## [WHAT IS BEING ASKED]
Find the lines with "title" in them and copy them out.

Stored records
╭──

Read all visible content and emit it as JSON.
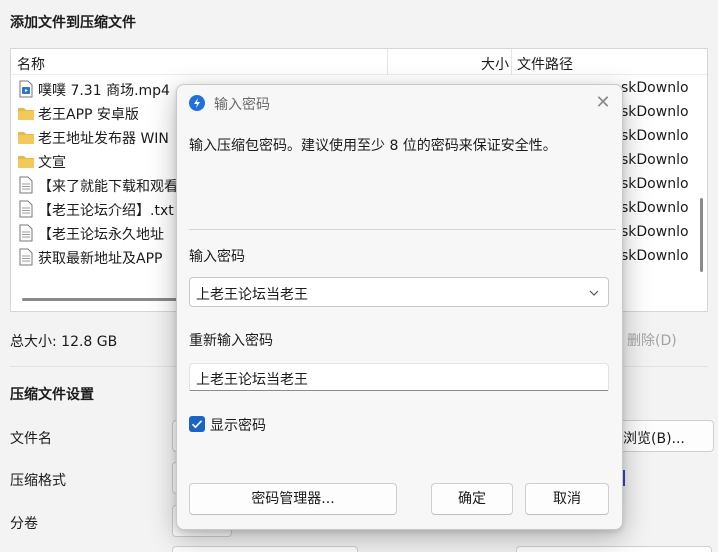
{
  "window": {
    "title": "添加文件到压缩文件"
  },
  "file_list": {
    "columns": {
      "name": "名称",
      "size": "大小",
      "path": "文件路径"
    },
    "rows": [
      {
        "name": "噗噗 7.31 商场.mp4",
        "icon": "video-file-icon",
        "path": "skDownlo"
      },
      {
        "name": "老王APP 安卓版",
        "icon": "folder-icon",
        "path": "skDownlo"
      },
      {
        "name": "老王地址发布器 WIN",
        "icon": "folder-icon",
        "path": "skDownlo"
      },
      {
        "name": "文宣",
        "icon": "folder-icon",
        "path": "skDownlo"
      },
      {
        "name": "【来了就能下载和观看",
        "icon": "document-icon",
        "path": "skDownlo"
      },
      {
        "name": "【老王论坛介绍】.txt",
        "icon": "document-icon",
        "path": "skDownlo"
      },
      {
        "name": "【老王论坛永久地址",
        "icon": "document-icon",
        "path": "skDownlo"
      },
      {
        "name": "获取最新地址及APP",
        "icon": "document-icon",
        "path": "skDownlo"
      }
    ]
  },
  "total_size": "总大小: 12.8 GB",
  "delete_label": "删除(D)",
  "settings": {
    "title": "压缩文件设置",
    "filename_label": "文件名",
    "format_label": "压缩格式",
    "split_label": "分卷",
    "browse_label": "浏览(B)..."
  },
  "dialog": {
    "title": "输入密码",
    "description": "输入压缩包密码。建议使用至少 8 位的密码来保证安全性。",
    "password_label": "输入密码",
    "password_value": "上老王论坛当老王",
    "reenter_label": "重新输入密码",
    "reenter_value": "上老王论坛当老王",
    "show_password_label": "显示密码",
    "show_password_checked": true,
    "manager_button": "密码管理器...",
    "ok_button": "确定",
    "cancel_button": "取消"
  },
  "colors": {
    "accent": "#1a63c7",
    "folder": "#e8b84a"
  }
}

╰──

## [TASK RESULT]
    "title": "添加文件到压缩文件"
    "title": "压缩文件设置",
    "title": "输入密码",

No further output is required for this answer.